§ **TASK PROMPT**: Omit the images. Copy each entry word for word.

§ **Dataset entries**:
====

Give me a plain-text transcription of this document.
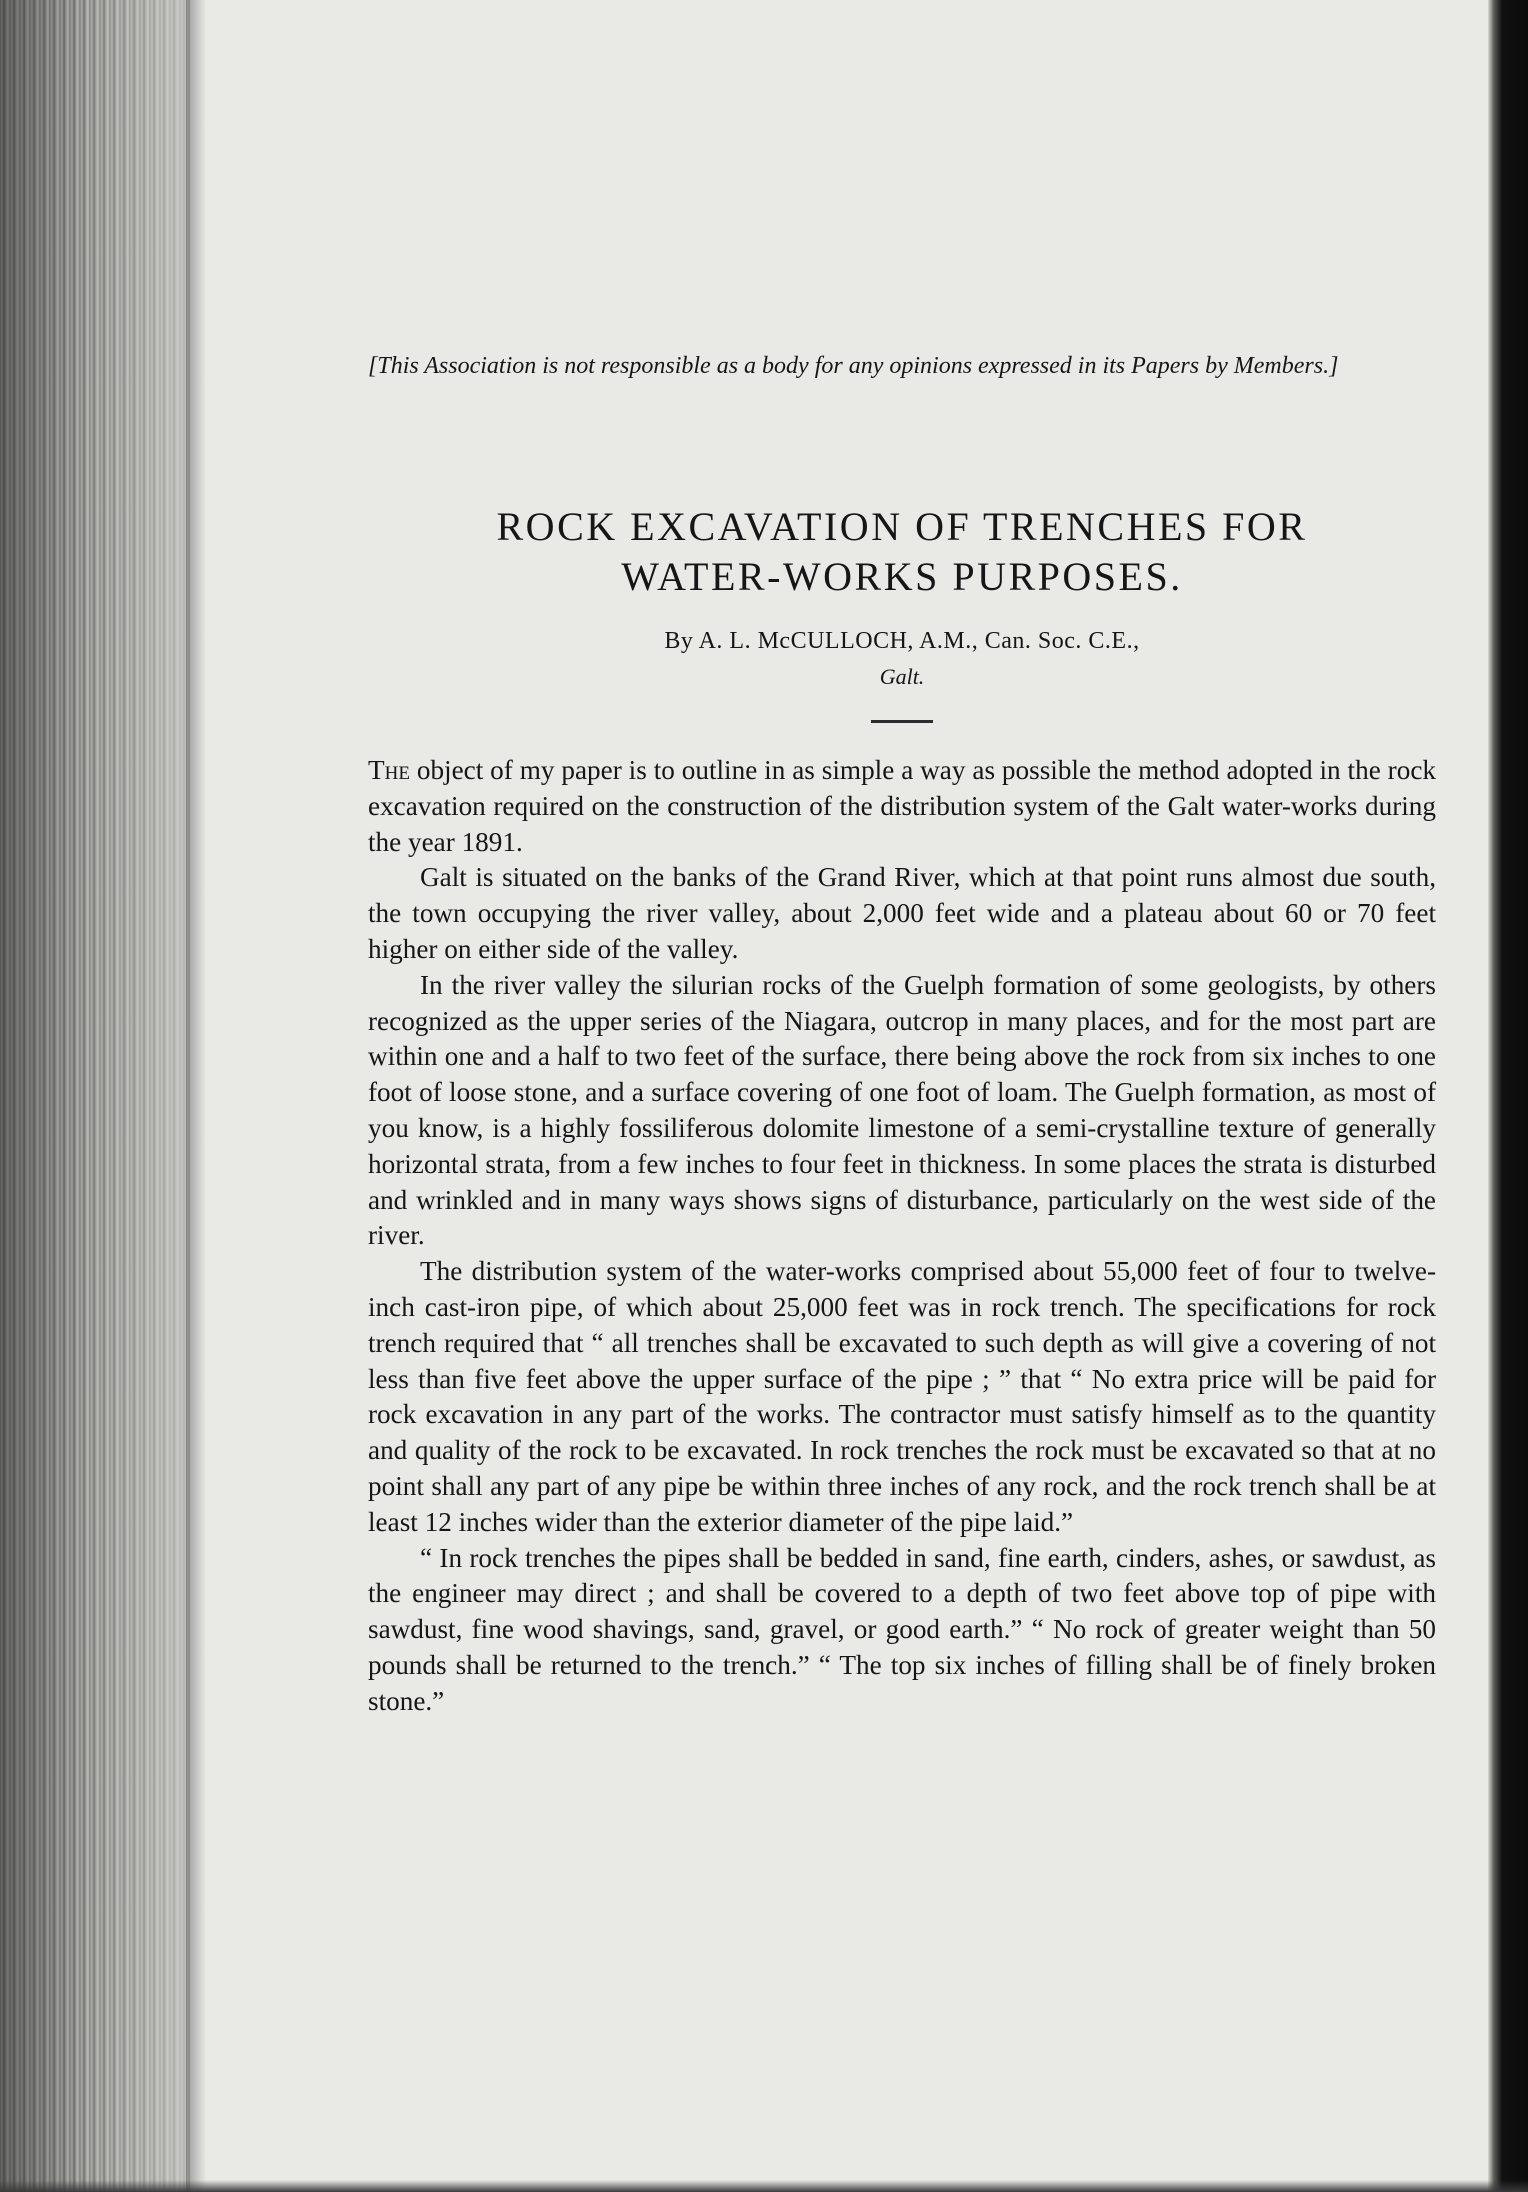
[This Association is not responsible as a body for any opinions expressed in its Papers by Members.]

ROCK EXCAVATION OF TRENCHES FOR
WATER-WORKS PURPOSES.
By A. L. McCULLOCH, A.M., Can. Soc. C.E.,
Galt.

The object of my paper is to outline in as simple a way as possible the method adopted in the rock excavation required on the construction of the distribution system of the Galt water-works during the year 1891.

Galt is situated on the banks of the Grand River, which at that point runs almost due south, the town occupying the river valley, about 2,000 feet wide and a plateau about 60 or 70 feet higher on either side of the valley.

In the river valley the silurian rocks of the Guelph formation of some geologists, by others recognized as the upper series of the Niagara, outcrop in many places, and for the most part are within one and a half to two feet of the surface, there being above the rock from six inches to one foot of loose stone, and a surface covering of one foot of loam. The Guelph formation, as most of you know, is a highly fossiliferous dolomite limestone of a semi-crystalline texture of generally horizontal strata, from a few inches to four feet in thickness. In some places the strata is disturbed and wrinkled and in many ways shows signs of disturbance, particularly on the west side of the river.

The distribution system of the water-works comprised about 55,000 feet of four to twelve-inch cast-iron pipe, of which about 25,000 feet was in rock trench. The specifications for rock trench required that “ all trenches shall be excavated to such depth as will give a covering of not less than five feet above the upper surface of the pipe ; ” that “ No extra price will be paid for rock excavation in any part of the works. The contractor must satisfy himself as to the quantity and quality of the rock to be excavated. In rock trenches the rock must be excavated so that at no point shall any part of any pipe be within three inches of any rock, and the rock trench shall be at least 12 inches wider than the exterior diameter of the pipe laid.”

“ In rock trenches the pipes shall be bedded in sand, fine earth, cinders, ashes, or sawdust, as the engineer may direct ; and shall be covered to a depth of two feet above top of pipe with sawdust, fine wood shavings, sand, gravel, or good earth.” “ No rock of greater weight than 50 pounds shall be returned to the trench.” “ The top six inches of filling shall be of finely broken stone.”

====

§ **RESPONSE TO THE TASK**:
Give me a plain-text transcription of this document.
[This Association is not responsible as a body for any opinions expressed in its Papers by Members.]

ROCK EXCAVATION OF TRENCHES FOR
WATER-WORKS PURPOSES.
By A. L. McCULLOCH, A.M., Can. Soc. C.E.,
Galt.

The object of my paper is to outline in as simple a way as possible the method adopted in the rock excavation required on the construction of the distribution system of the Galt water-works during the year 1891.

Galt is situated on the banks of the Grand River, which at that point runs almost due south, the town occupying the river valley, about 2,000 feet wide and a plateau about 60 or 70 feet higher on either side of the valley.

In the river valley the silurian rocks of the Guelph formation of some geologists, by others recognized as the upper series of the Niagara, outcrop in many places, and for the most part are within one and a half to two feet of the surface, there being above the rock from six inches to one foot of loose stone, and a surface covering of one foot of loam. The Guelph formation, as most of you know, is a highly fossiliferous dolomite limestone of a semi-crystalline texture of generally horizontal strata, from a few inches to four feet in thickness. In some places the strata is disturbed and wrinkled and in many ways shows signs of disturbance, particularly on the west side of the river.

The distribution system of the water-works comprised about 55,000 feet of four to twelve-inch cast-iron pipe, of which about 25,000 feet was in rock trench. The specifications for rock trench required that “ all trenches shall be excavated to such depth as will give a covering of not less than five feet above the upper surface of the pipe ; ” that “ No extra price will be paid for rock excavation in any part of the works. The contractor must satisfy himself as to the quantity and quality of the rock to be excavated. In rock trenches the rock must be excavated so that at no point shall any part of any pipe be within three inches of any rock, and the rock trench shall be at least 12 inches wider than the exterior diameter of the pipe laid.”

“ In rock trenches the pipes shall be bedded in sand, fine earth, cinders, ashes, or sawdust, as the engineer may direct ; and shall be covered to a depth of two feet above top of pipe with sawdust, fine wood shavings, sand, gravel, or good earth.” “ No rock of greater weight than 50 pounds shall be returned to the trench.” “ The top six inches of filling shall be of finely broken stone.”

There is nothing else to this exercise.